─── DATA FOR THIS EXERCISE

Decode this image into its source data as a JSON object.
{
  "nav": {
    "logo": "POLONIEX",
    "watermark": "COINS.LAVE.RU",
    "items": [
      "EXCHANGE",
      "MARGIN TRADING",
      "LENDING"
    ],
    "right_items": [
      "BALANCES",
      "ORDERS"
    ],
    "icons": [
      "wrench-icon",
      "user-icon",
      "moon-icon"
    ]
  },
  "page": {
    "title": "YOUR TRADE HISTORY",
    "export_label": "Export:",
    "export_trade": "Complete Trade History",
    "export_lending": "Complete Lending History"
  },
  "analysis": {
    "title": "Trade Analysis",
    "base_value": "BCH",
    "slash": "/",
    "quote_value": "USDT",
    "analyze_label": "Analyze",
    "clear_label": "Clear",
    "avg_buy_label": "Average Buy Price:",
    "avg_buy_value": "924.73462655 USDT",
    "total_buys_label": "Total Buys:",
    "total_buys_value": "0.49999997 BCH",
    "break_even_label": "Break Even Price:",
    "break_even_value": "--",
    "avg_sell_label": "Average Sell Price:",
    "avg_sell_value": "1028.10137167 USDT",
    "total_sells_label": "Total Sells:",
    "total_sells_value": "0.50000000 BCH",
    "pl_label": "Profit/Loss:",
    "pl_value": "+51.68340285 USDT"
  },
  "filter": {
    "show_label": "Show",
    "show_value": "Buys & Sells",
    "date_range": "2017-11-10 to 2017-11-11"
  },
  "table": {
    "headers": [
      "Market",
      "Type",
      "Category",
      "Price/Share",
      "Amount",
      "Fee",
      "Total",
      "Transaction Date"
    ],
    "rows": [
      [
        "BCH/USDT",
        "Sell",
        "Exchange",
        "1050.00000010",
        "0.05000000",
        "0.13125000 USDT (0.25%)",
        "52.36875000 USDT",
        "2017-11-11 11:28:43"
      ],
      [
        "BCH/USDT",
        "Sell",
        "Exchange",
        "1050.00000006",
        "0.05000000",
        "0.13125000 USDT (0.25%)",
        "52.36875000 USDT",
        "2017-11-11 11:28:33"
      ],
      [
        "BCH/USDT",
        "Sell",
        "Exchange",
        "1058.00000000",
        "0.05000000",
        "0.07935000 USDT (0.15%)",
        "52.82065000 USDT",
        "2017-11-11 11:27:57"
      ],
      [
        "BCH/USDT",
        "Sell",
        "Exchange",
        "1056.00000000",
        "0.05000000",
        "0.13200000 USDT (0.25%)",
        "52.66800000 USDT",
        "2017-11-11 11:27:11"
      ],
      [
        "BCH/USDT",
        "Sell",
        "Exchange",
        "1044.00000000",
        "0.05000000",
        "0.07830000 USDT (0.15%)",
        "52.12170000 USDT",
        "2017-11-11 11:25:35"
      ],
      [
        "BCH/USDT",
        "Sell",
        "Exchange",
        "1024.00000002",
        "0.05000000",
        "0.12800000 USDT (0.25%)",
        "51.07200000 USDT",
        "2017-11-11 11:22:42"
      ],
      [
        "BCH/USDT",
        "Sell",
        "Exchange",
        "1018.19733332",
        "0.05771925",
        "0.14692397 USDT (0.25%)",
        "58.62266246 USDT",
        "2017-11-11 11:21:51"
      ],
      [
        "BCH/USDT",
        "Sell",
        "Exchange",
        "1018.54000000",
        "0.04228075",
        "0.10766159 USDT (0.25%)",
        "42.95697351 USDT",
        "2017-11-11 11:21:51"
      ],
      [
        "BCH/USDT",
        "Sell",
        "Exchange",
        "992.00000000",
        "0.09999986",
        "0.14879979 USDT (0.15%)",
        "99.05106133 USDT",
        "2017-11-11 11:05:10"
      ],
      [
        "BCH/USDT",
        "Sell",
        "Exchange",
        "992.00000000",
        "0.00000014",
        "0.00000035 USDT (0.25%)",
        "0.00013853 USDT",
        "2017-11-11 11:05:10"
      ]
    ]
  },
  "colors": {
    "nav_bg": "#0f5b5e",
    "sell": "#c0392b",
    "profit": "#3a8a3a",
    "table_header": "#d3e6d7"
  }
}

──────

OBJECTIVE → Make an exact copy of every line in the data.

COMPLETE RESPONSE →
Decode this image into its source data as a JSON object.
{
  "nav": {
    "logo": "POLONIEX",
    "watermark": "COINS.LAVE.RU",
    "items": [
      "EXCHANGE",
      "MARGIN TRADING",
      "LENDING"
    ],
    "right_items": [
      "BALANCES",
      "ORDERS"
    ],
    "icons": [
      "wrench-icon",
      "user-icon",
      "moon-icon"
    ]
  },
  "page": {
    "title": "YOUR TRADE HISTORY",
    "export_label": "Export:",
    "export_trade": "Complete Trade History",
    "export_lending": "Complete Lending History"
  },
  "analysis": {
    "title": "Trade Analysis",
    "base_value": "BCH",
    "slash": "/",
    "quote_value": "USDT",
    "analyze_label": "Analyze",
    "clear_label": "Clear",
    "avg_buy_label": "Average Buy Price:",
    "avg_buy_value": "924.73462655 USDT",
    "total_buys_label": "Total Buys:",
    "total_buys_value": "0.49999997 BCH",
    "break_even_label": "Break Even Price:",
    "break_even_value": "--",
    "avg_sell_label": "Average Sell Price:",
    "avg_sell_value": "1028.10137167 USDT",
    "total_sells_label": "Total Sells:",
    "total_sells_value": "0.50000000 BCH",
    "pl_label": "Profit/Loss:",
    "pl_value": "+51.68340285 USDT"
  },
  "filter": {
    "show_label": "Show",
    "show_value": "Buys & Sells",
    "date_range": "2017-11-10 to 2017-11-11"
  },
  "table": {
    "headers": [
      "Market",
      "Type",
      "Category",
      "Price/Share",
      "Amount",
      "Fee",
      "Total",
      "Transaction Date"
    ],
    "rows": [
      [
        "BCH/USDT",
        "Sell",
        "Exchange",
        "1050.00000010",
        "0.05000000",
        "0.13125000 USDT (0.25%)",
        "52.36875000 USDT",
        "2017-11-11 11:28:43"
      ],
      [
        "BCH/USDT",
        "Sell",
        "Exchange",
        "1050.00000006",
        "0.05000000",
        "0.13125000 USDT (0.25%)",
        "52.36875000 USDT",
        "2017-11-11 11:28:33"
      ],
      [
        "BCH/USDT",
        "Sell",
        "Exchange",
        "1058.00000000",
        "0.05000000",
        "0.07935000 USDT (0.15%)",
        "52.82065000 USDT",
        "2017-11-11 11:27:57"
      ],
      [
        "BCH/USDT",
        "Sell",
        "Exchange",
        "1056.00000000",
        "0.05000000",
        "0.13200000 USDT (0.25%)",
        "52.66800000 USDT",
        "2017-11-11 11:27:11"
      ],
      [
        "BCH/USDT",
        "Sell",
        "Exchange",
        "1044.00000000",
        "0.05000000",
        "0.07830000 USDT (0.15%)",
        "52.12170000 USDT",
        "2017-11-11 11:25:35"
      ],
      [
        "BCH/USDT",
        "Sell",
        "Exchange",
        "1024.00000002",
        "0.05000000",
        "0.12800000 USDT (0.25%)",
        "51.07200000 USDT",
        "2017-11-11 11:22:42"
      ],
      [
        "BCH/USDT",
        "Sell",
        "Exchange",
        "1018.19733332",
        "0.05771925",
        "0.14692397 USDT (0.25%)",
        "58.62266246 USDT",
        "2017-11-11 11:21:51"
      ],
      [
        "BCH/USDT",
        "Sell",
        "Exchange",
        "1018.54000000",
        "0.04228075",
        "0.10766159 USDT (0.25%)",
        "42.95697351 USDT",
        "2017-11-11 11:21:51"
      ],
      [
        "BCH/USDT",
        "Sell",
        "Exchange",
        "992.00000000",
        "0.09999986",
        "0.14879979 USDT (0.15%)",
        "99.05106133 USDT",
        "2017-11-11 11:05:10"
      ],
      [
        "BCH/USDT",
        "Sell",
        "Exchange",
        "992.00000000",
        "0.00000014",
        "0.00000035 USDT (0.25%)",
        "0.00013853 USDT",
        "2017-11-11 11:05:10"
      ]
    ]
  },
  "colors": {
    "nav_bg": "#0f5b5e",
    "sell": "#c0392b",
    "profit": "#3a8a3a",
    "table_header": "#d3e6d7"
  }
}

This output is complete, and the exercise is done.